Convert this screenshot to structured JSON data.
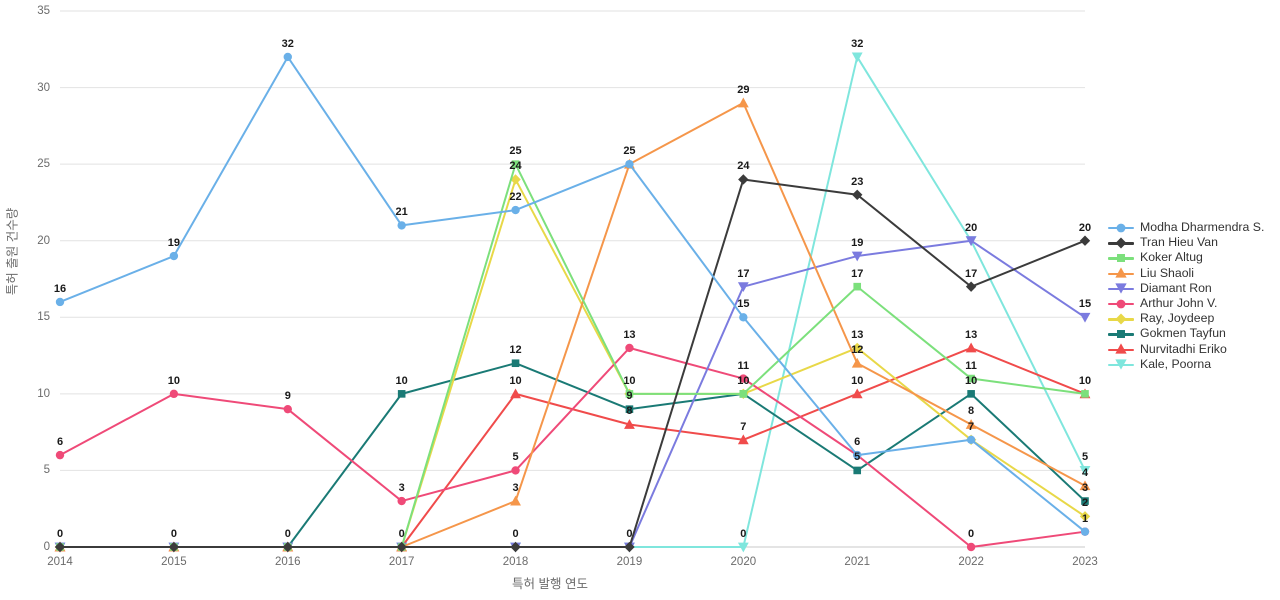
{
  "chart_data": {
    "type": "line",
    "title": "",
    "xlabel": "특허 발행 연도",
    "ylabel": "특허 출원 건수량",
    "categories": [
      "2014",
      "2015",
      "2016",
      "2017",
      "2018",
      "2019",
      "2020",
      "2021",
      "2022",
      "2023"
    ],
    "ylim": [
      0,
      35
    ],
    "yticks": [
      0,
      5,
      10,
      15,
      20,
      25,
      30,
      35
    ],
    "grid": true,
    "legend_position": "right",
    "show_point_labels": true,
    "series": [
      {
        "name": "Modha Dharmendra S.",
        "color": "#6ab0e8",
        "marker": "circle",
        "values": [
          16,
          19,
          32,
          21,
          22,
          25,
          15,
          6,
          7,
          1
        ]
      },
      {
        "name": "Tran Hieu Van",
        "color": "#3b3b3b",
        "marker": "diamond",
        "values": [
          0,
          0,
          0,
          0,
          0,
          0,
          24,
          23,
          17,
          20
        ]
      },
      {
        "name": "Koker Altug",
        "color": "#7ce07c",
        "marker": "square",
        "values": [
          0,
          0,
          0,
          0,
          25,
          10,
          10,
          17,
          11,
          10
        ]
      },
      {
        "name": "Liu Shaoli",
        "color": "#f5964a",
        "marker": "triangle-up",
        "values": [
          0,
          0,
          0,
          0,
          3,
          25,
          29,
          12,
          8,
          4
        ]
      },
      {
        "name": "Diamant Ron",
        "color": "#7b7bdf",
        "marker": "triangle-down",
        "values": [
          0,
          0,
          0,
          0,
          0,
          0,
          17,
          19,
          20,
          15
        ]
      },
      {
        "name": "Arthur John V.",
        "color": "#ef4a78",
        "marker": "circle",
        "values": [
          6,
          10,
          9,
          3,
          5,
          13,
          11,
          6,
          0,
          1
        ]
      },
      {
        "name": "Ray, Joydeep",
        "color": "#e8d848",
        "marker": "diamond",
        "values": [
          0,
          0,
          0,
          0,
          24,
          10,
          10,
          13,
          7,
          2
        ]
      },
      {
        "name": "Gokmen Tayfun",
        "color": "#1a7a75",
        "marker": "square",
        "values": [
          0,
          0,
          0,
          10,
          12,
          9,
          10,
          5,
          10,
          3
        ]
      },
      {
        "name": "Nurvitadhi Eriko",
        "color": "#f04b4b",
        "marker": "triangle-up",
        "values": [
          0,
          0,
          0,
          0,
          10,
          8,
          7,
          10,
          13,
          10
        ]
      },
      {
        "name": "Kale, Poorna",
        "color": "#7fe6dd",
        "marker": "triangle-down",
        "values": [
          0,
          0,
          0,
          0,
          0,
          0,
          0,
          32,
          20,
          5
        ]
      }
    ]
  },
  "legend": {
    "items": [
      "Modha Dharmendra S.",
      "Tran Hieu Van",
      "Koker Altug",
      "Liu Shaoli",
      "Diamant Ron",
      "Arthur John V.",
      "Ray, Joydeep",
      "Gokmen Tayfun",
      "Nurvitadhi Eriko",
      "Kale, Poorna"
    ]
  }
}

* * *

- What needs to be done -
Using the records above, find and show each line with the string "Nurvitadhi".

- Solution below -
        "name": "Nurvitadhi Eriko",
      "Nurvitadhi Eriko",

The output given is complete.